(Source records)
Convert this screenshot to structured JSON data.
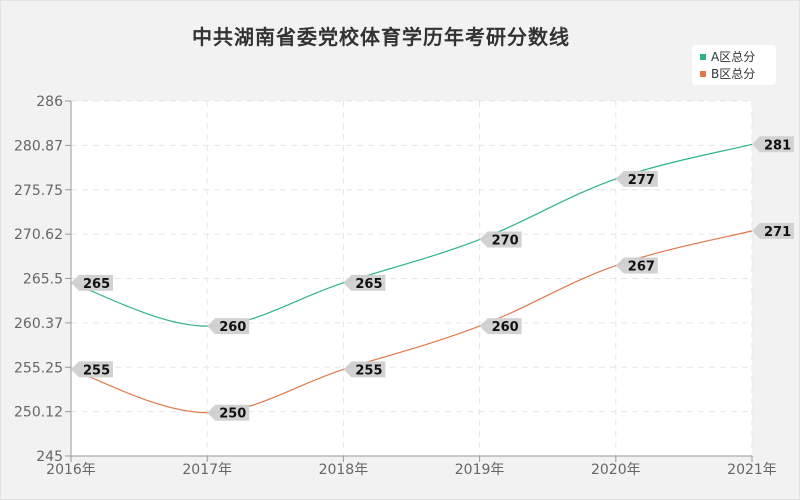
{
  "chart_data": {
    "type": "line",
    "title": "中共湖南省委党校体育学历年考研分数线",
    "xlabel": "",
    "ylabel": "",
    "categories": [
      "2016年",
      "2017年",
      "2018年",
      "2019年",
      "2020年",
      "2021年"
    ],
    "y_ticks": [
      "245",
      "250.12",
      "255.25",
      "260.37",
      "265.5",
      "270.62",
      "275.75",
      "280.87",
      "286"
    ],
    "ylim": [
      245,
      286
    ],
    "grid": true,
    "legend_position": "top-right",
    "series": [
      {
        "name": "A区总分",
        "color": "#2db38a",
        "values": [
          265,
          260,
          265,
          270,
          277,
          281
        ],
        "labels": [
          "265",
          "260",
          "265",
          "270",
          "277",
          "281"
        ]
      },
      {
        "name": "B区总分",
        "color": "#e0784a",
        "values": [
          255,
          250,
          255,
          260,
          267,
          271
        ],
        "labels": [
          "255",
          "250",
          "255",
          "260",
          "267",
          "271"
        ]
      }
    ]
  }
}
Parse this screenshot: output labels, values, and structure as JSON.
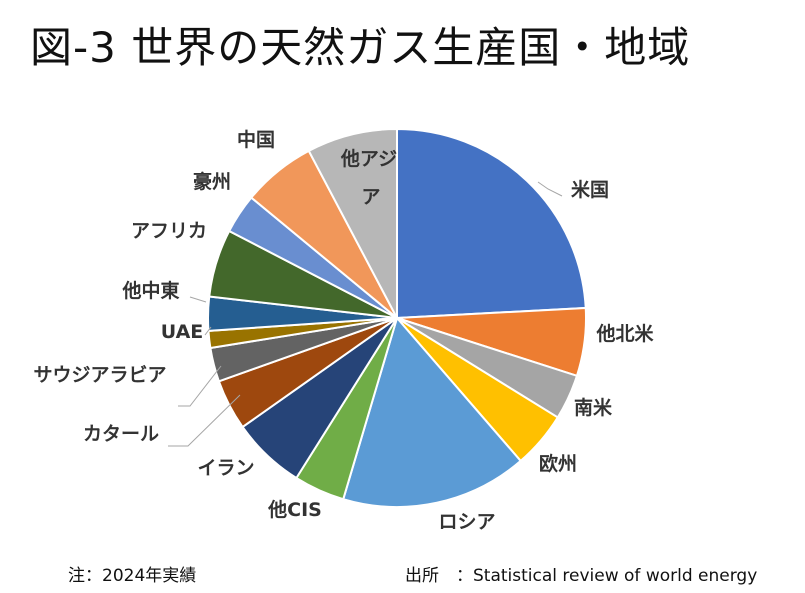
{
  "title": "図-3 世界の天然ガス生産国・地域",
  "chart_data": {
    "type": "pie",
    "title": "図-3 世界の天然ガス生産国・地域",
    "start_angle_deg": 0,
    "direction": "clockwise",
    "slices": [
      {
        "label": "米国",
        "value": 25.0,
        "color": "#4472C4"
      },
      {
        "label": "他北米",
        "value": 6.0,
        "color": "#ED7D31"
      },
      {
        "label": "南米",
        "value": 4.0,
        "color": "#A5A5A5"
      },
      {
        "label": "欧州",
        "value": 5.0,
        "color": "#FFC000"
      },
      {
        "label": "ロシア",
        "value": 16.5,
        "color": "#5B9BD5"
      },
      {
        "label": "他CIS",
        "value": 4.5,
        "color": "#70AD47"
      },
      {
        "label": "イラン",
        "value": 6.5,
        "color": "#264478"
      },
      {
        "label": "カタール",
        "value": 4.5,
        "color": "#9E480E"
      },
      {
        "label": "サウジアラビア",
        "value": 3.0,
        "color": "#636363"
      },
      {
        "label": "UAE",
        "value": 1.5,
        "color": "#997300"
      },
      {
        "label": "他中東",
        "value": 3.0,
        "color": "#255E91"
      },
      {
        "label": "アフリカ",
        "value": 6.0,
        "color": "#43682B"
      },
      {
        "label": "豪州",
        "value": 3.5,
        "color": "#698ED0"
      },
      {
        "label": "中国",
        "value": 6.5,
        "color": "#F1975A"
      },
      {
        "label": "他アジア",
        "value": 8.0,
        "color": "#B7B7B7"
      }
    ]
  },
  "notes": {
    "left": "注：2024年実績",
    "right": "出所　：Statistical  review of world energy"
  }
}
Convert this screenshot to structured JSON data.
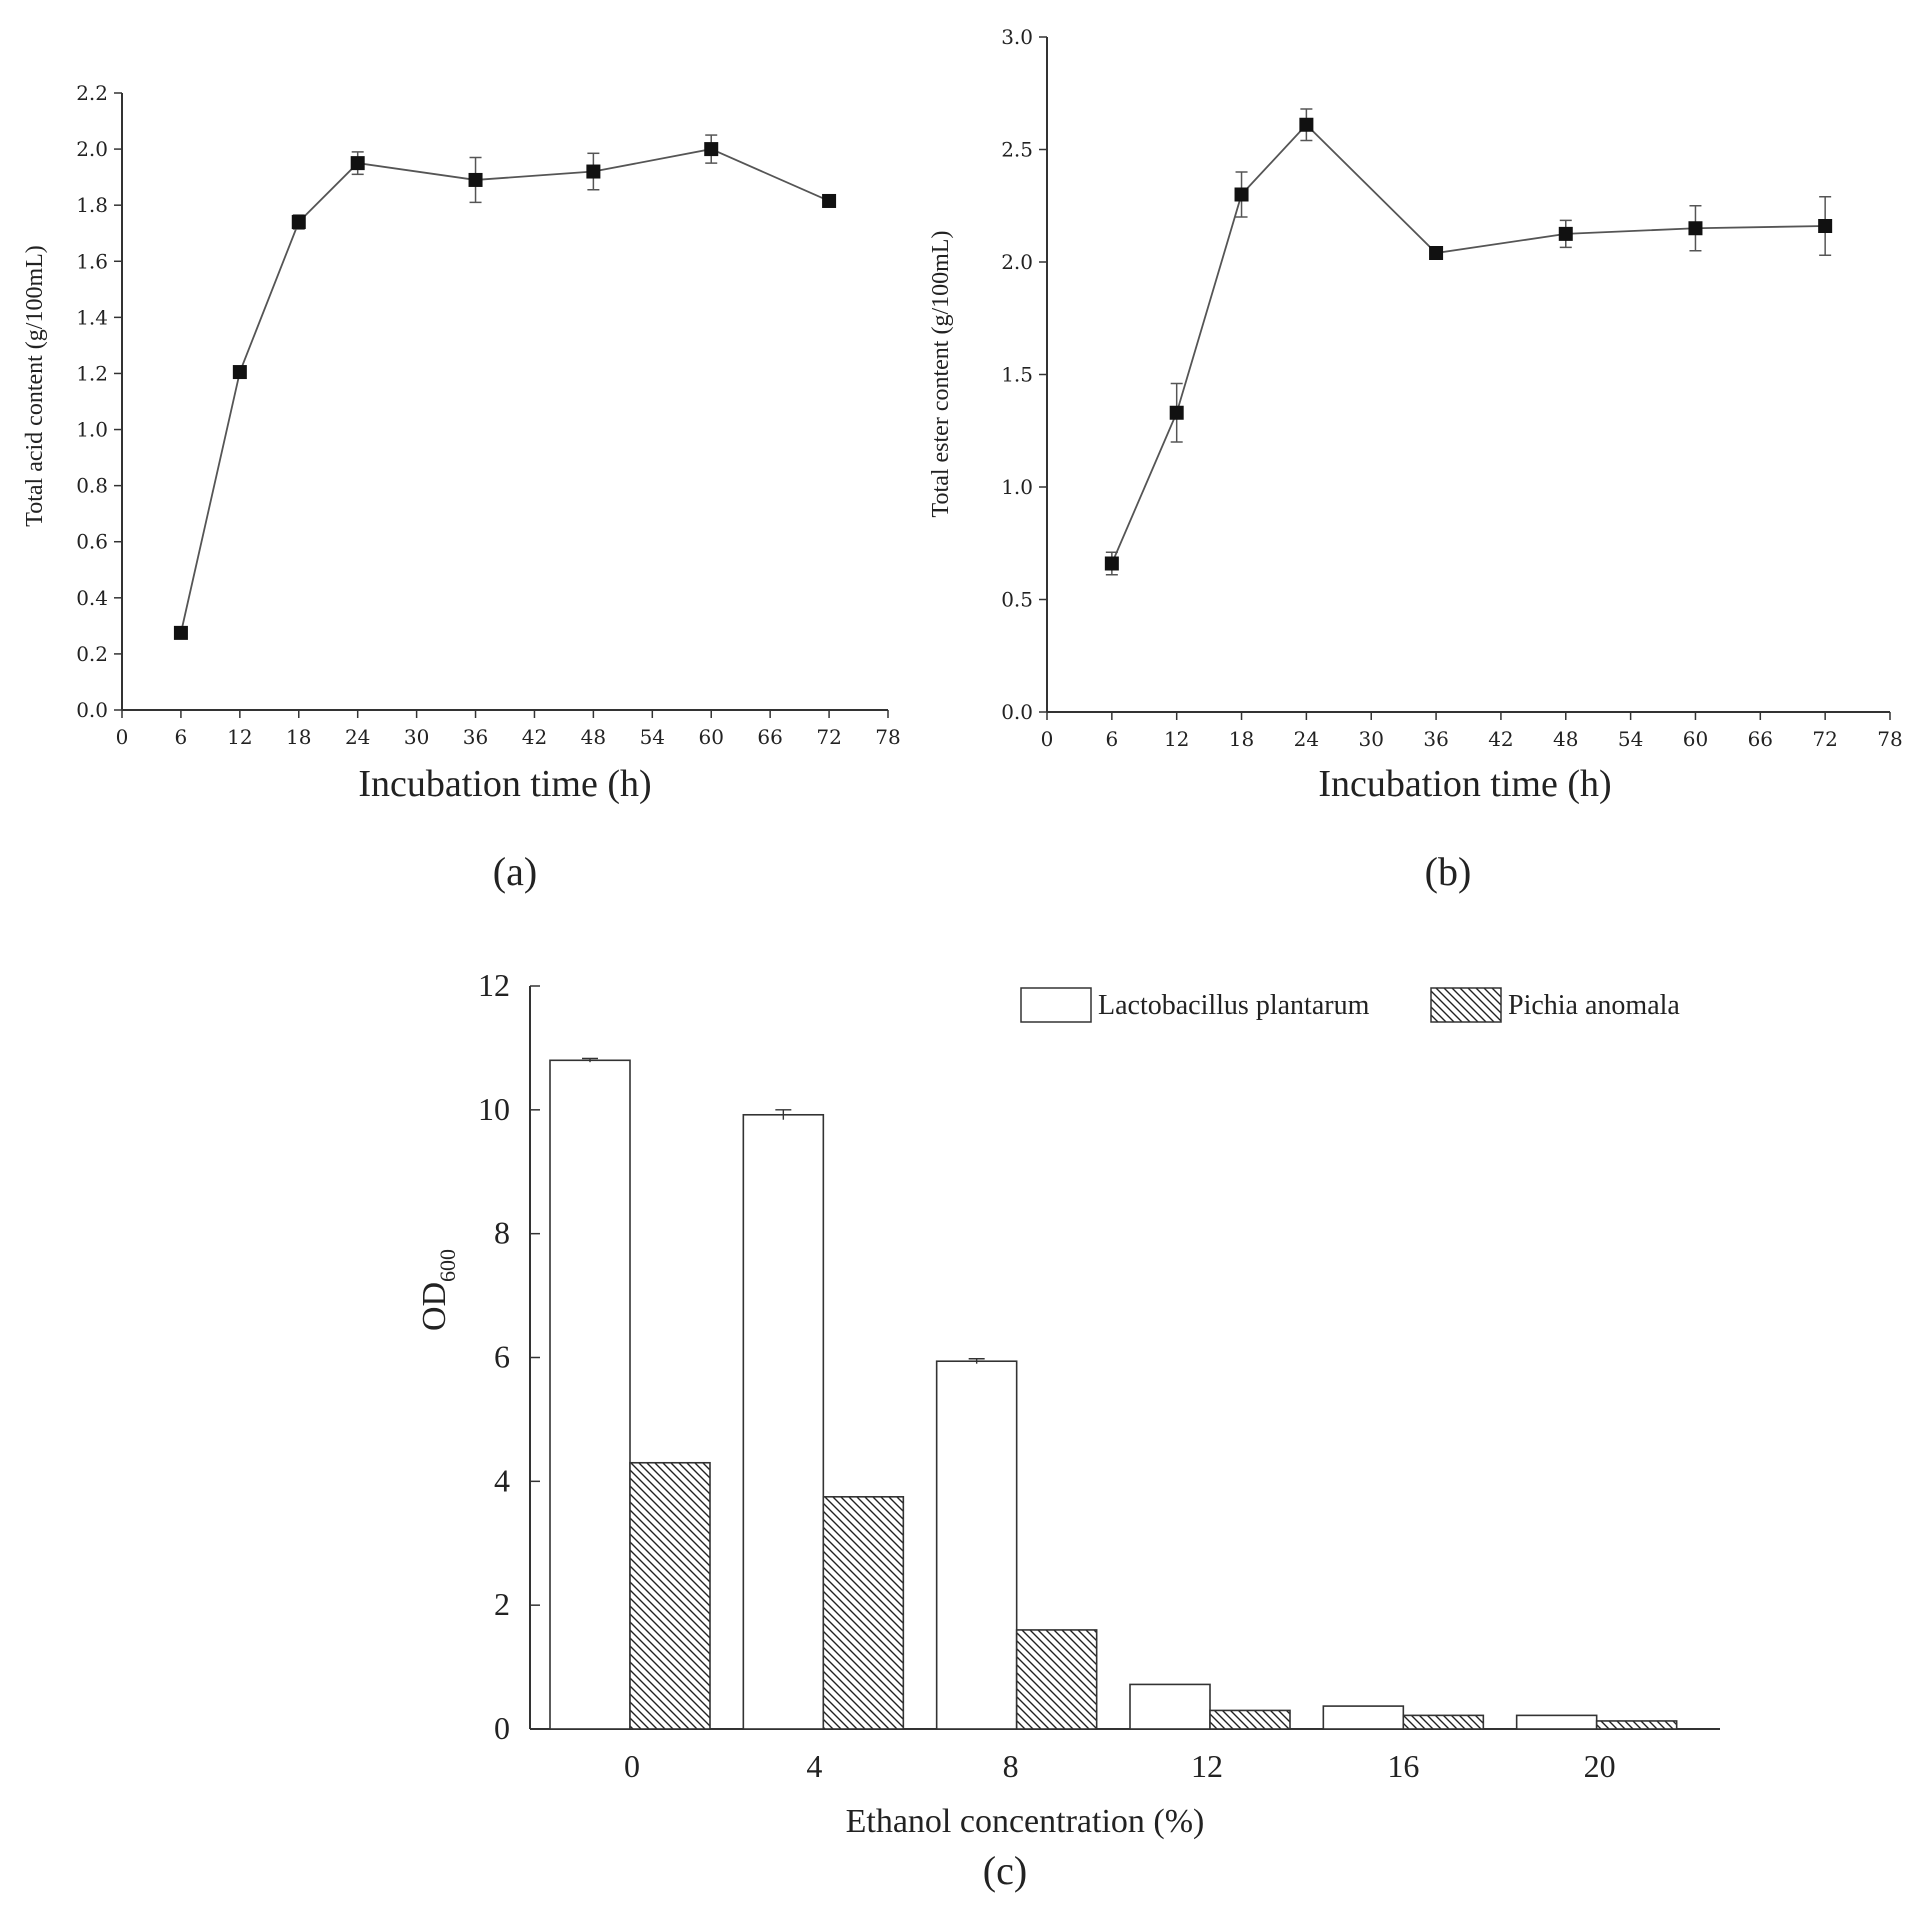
{
  "chart_data": [
    {
      "type": "line",
      "panel_label": "(a)",
      "xlabel": "Incubation time (h)",
      "ylabel": "Total acid content (g/100mL)",
      "xlim": [
        0,
        78
      ],
      "ylim": [
        0,
        2.2
      ],
      "xticks": [
        "0",
        "6",
        "12",
        "18",
        "24",
        "30",
        "36",
        "42",
        "48",
        "54",
        "60",
        "66",
        "72",
        "78"
      ],
      "yticks": [
        "0.0",
        "0.2",
        "0.4",
        "0.6",
        "0.8",
        "1.0",
        "1.2",
        "1.4",
        "1.6",
        "1.8",
        "2.0",
        "2.2"
      ],
      "x": [
        6,
        12,
        18,
        24,
        36,
        48,
        60,
        72
      ],
      "y": [
        0.275,
        1.205,
        1.74,
        1.95,
        1.89,
        1.92,
        2.0,
        1.815
      ],
      "err": [
        0.01,
        0.01,
        0.025,
        0.04,
        0.08,
        0.065,
        0.05,
        0.01
      ]
    },
    {
      "type": "line",
      "panel_label": "(b)",
      "xlabel": "Incubation time (h)",
      "ylabel": "Total ester content (g/100mL)",
      "xlim": [
        0,
        78
      ],
      "ylim": [
        0,
        3.0
      ],
      "xticks": [
        "0",
        "6",
        "12",
        "18",
        "24",
        "30",
        "36",
        "42",
        "48",
        "54",
        "60",
        "66",
        "72",
        "78"
      ],
      "yticks": [
        "0.0",
        "0.5",
        "1.0",
        "1.5",
        "2.0",
        "2.5",
        "3.0"
      ],
      "x": [
        6,
        12,
        18,
        24,
        36,
        48,
        60,
        72
      ],
      "y": [
        0.66,
        1.33,
        2.3,
        2.61,
        2.04,
        2.125,
        2.15,
        2.16
      ],
      "err": [
        0.05,
        0.13,
        0.1,
        0.07,
        0.02,
        0.06,
        0.1,
        0.13
      ]
    },
    {
      "type": "bar",
      "panel_label": "(c)",
      "xlabel": "Ethanol concentration (%)",
      "ylabel_main": "OD",
      "ylabel_sub": "600",
      "ylim": [
        0,
        12
      ],
      "yticks": [
        "0",
        "2",
        "4",
        "6",
        "8",
        "10",
        "12"
      ],
      "categories": [
        "0",
        "4",
        "8",
        "12",
        "16",
        "20"
      ],
      "series": [
        {
          "name": "Lactobacillus plantarum",
          "values": [
            10.8,
            9.92,
            5.94,
            0.72,
            0.37,
            0.22
          ],
          "err": [
            0.03,
            0.08,
            0.04,
            0,
            0,
            0
          ]
        },
        {
          "name": "Pichia anomala",
          "values": [
            4.3,
            3.75,
            1.6,
            0.3,
            0.22,
            0.13
          ],
          "err": [
            0,
            0,
            0,
            0,
            0,
            0
          ]
        }
      ]
    }
  ]
}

* [PROBLEM]: Transcribe every line from the records above without alteration, and leave out the images.

* [SOLUTION TO THE PROBLEM]:
Convert this screenshot to structured JSON data.
{
  "chart_data": {
    "type": "line",
    "title": "中共湖南省委党校体育学历年考研分数线",
    "xlabel": "",
    "ylabel": "",
    "categories": [
      "2016年",
      "2017年",
      "2018年",
      "2019年",
      "2020年",
      "2021年"
    ],
    "y_ticks": [
      "245",
      "250.12",
      "255.25",
      "260.37",
      "265.5",
      "270.62",
      "275.75",
      "280.87",
      "286"
    ],
    "ylim": [
      245,
      286
    ],
    "grid": true,
    "legend_position": "top-right",
    "series": [
      {
        "name": "A区总分",
        "color": "#2db38a",
        "values": [
          265,
          260,
          265,
          270,
          277,
          281
        ],
        "labels": [
          "265",
          "260",
          "265",
          "270",
          "277",
          "281"
        ]
      },
      {
        "name": "B区总分",
        "color": "#e0784a",
        "values": [
          255,
          250,
          255,
          260,
          267,
          271
        ],
        "labels": [
          "255",
          "250",
          "255",
          "260",
          "267",
          "271"
        ]
      }
    ]
  }
}
Parse this screenshot: output labels, values, and structure as JSON.
{
  "title": "図-3 世界の天然ガス生産国・地域",
  "chart_data": {
    "type": "pie",
    "title": "図-3 世界の天然ガス生産国・地域",
    "start_angle_deg": 0,
    "direction": "clockwise",
    "slices": [
      {
        "label": "米国",
        "value": 25.0,
        "color": "#4472C4"
      },
      {
        "label": "他北米",
        "value": 6.0,
        "color": "#ED7D31"
      },
      {
        "label": "南米",
        "value": 4.0,
        "color": "#A5A5A5"
      },
      {
        "label": "欧州",
        "value": 5.0,
        "color": "#FFC000"
      },
      {
        "label": "ロシア",
        "value": 16.5,
        "color": "#5B9BD5"
      },
      {
        "label": "他CIS",
        "value": 4.5,
        "color": "#70AD47"
      },
      {
        "label": "イラン",
        "value": 6.5,
        "color": "#264478"
      },
      {
        "label": "カタール",
        "value": 4.5,
        "color": "#9E480E"
      },
      {
        "label": "サウジアラビア",
        "value": 3.0,
        "color": "#636363"
      },
      {
        "label": "UAE",
        "value": 1.5,
        "color": "#997300"
      },
      {
        "label": "他中東",
        "value": 3.0,
        "color": "#255E91"
      },
      {
        "label": "アフリカ",
        "value": 6.0,
        "color": "#43682B"
      },
      {
        "label": "豪州",
        "value": 3.5,
        "color": "#698ED0"
      },
      {
        "label": "中国",
        "value": 6.5,
        "color": "#F1975A"
      },
      {
        "label": "他アジア",
        "value": 8.0,
        "color": "#B7B7B7"
      }
    ]
  },
  "notes": {
    "left": "注：2024年実績",
    "right": "出所　：Statistical  review of world energy"
  }
}
Convert this screenshot to structured JSON data.
{
  "chart_data": [
    {
      "type": "line",
      "panel_label": "(a)",
      "xlabel": "Incubation time (h)",
      "ylabel": "Total acid content (g/100mL)",
      "xlim": [
        0,
        78
      ],
      "ylim": [
        0,
        2.2
      ],
      "xticks": [
        "0",
        "6",
        "12",
        "18",
        "24",
        "30",
        "36",
        "42",
        "48",
        "54",
        "60",
        "66",
        "72",
        "78"
      ],
      "yticks": [
        "0.0",
        "0.2",
        "0.4",
        "0.6",
        "0.8",
        "1.0",
        "1.2",
        "1.4",
        "1.6",
        "1.8",
        "2.0",
        "2.2"
      ],
      "x": [
        6,
        12,
        18,
        24,
        36,
        48,
        60,
        72
      ],
      "y": [
        0.275,
        1.205,
        1.74,
        1.95,
        1.89,
        1.92,
        2.0,
        1.815
      ],
      "err": [
        0.01,
        0.01,
        0.025,
        0.04,
        0.08,
        0.065,
        0.05,
        0.01
      ]
    },
    {
      "type": "line",
      "panel_label": "(b)",
      "xlabel": "Incubation time (h)",
      "ylabel": "Total ester content (g/100mL)",
      "xlim": [
        0,
        78
      ],
      "ylim": [
        0,
        3.0
      ],
      "xticks": [
        "0",
        "6",
        "12",
        "18",
        "24",
        "30",
        "36",
        "42",
        "48",
        "54",
        "60",
        "66",
        "72",
        "78"
      ],
      "yticks": [
        "0.0",
        "0.5",
        "1.0",
        "1.5",
        "2.0",
        "2.5",
        "3.0"
      ],
      "x": [
        6,
        12,
        18,
        24,
        36,
        48,
        60,
        72
      ],
      "y": [
        0.66,
        1.33,
        2.3,
        2.61,
        2.04,
        2.125,
        2.15,
        2.16
      ],
      "err": [
        0.05,
        0.13,
        0.1,
        0.07,
        0.02,
        0.06,
        0.1,
        0.13
      ]
    },
    {
      "type": "bar",
      "panel_label": "(c)",
      "xlabel": "Ethanol concentration (%)",
      "ylabel_main": "OD",
      "ylabel_sub": "600",
      "ylim": [
        0,
        12
      ],
      "yticks": [
        "0",
        "2",
        "4",
        "6",
        "8",
        "10",
        "12"
      ],
      "categories": [
        "0",
        "4",
        "8",
        "12",
        "16",
        "20"
      ],
      "series": [
        {
          "name": "Lactobacillus plantarum",
          "values": [
            10.8,
            9.92,
            5.94,
            0.72,
            0.37,
            0.22
          ],
          "err": [
            0.03,
            0.08,
            0.04,
            0,
            0,
            0
          ]
        },
        {
          "name": "Pichia anomala",
          "values": [
            4.3,
            3.75,
            1.6,
            0.3,
            0.22,
            0.13
          ],
          "err": [
            0,
            0,
            0,
            0,
            0,
            0
          ]
        }
      ]
    }
  ]
}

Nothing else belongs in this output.